WORK INSTRUCTIONS: Collect every line of the records below that contains the word "Features".

TASK INPUTS:
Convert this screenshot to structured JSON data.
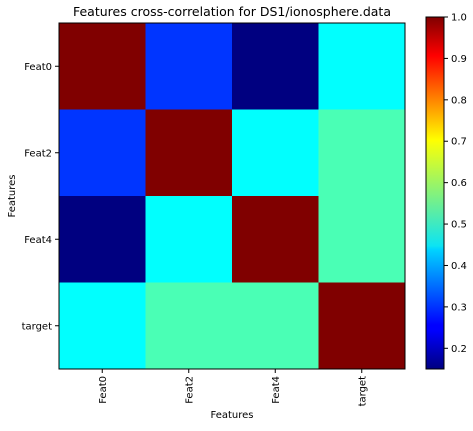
{
  "chart_data": {
    "type": "heatmap",
    "title": "Features cross-correlation for DS1/ionosphere.data",
    "xlabel": "Features",
    "ylabel": "Features",
    "x_categories": [
      "Feat0",
      "Feat2",
      "Feat4",
      "target"
    ],
    "y_categories": [
      "Feat0",
      "Feat2",
      "Feat4",
      "target"
    ],
    "values": [
      [
        1.0,
        0.3,
        0.15,
        0.47
      ],
      [
        0.3,
        1.0,
        0.47,
        0.53
      ],
      [
        0.15,
        0.47,
        1.0,
        0.53
      ],
      [
        0.47,
        0.53,
        0.53,
        1.0
      ]
    ],
    "colormap": "jet",
    "colorbar": {
      "min": 0.15,
      "max": 1.0,
      "ticks": [
        0.2,
        0.3,
        0.4,
        0.5,
        0.6,
        0.7,
        0.8,
        0.9,
        1.0
      ],
      "tick_labels": [
        "0.2",
        "0.3",
        "0.4",
        "0.5",
        "0.6",
        "0.7",
        "0.8",
        "0.9",
        "1.0"
      ]
    },
    "grid": false
  }
}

SOLUTION TO THIS TASK:
    "title": "Features cross-correlation for DS1/ionosphere.data",
    "xlabel": "Features",
    "ylabel": "Features",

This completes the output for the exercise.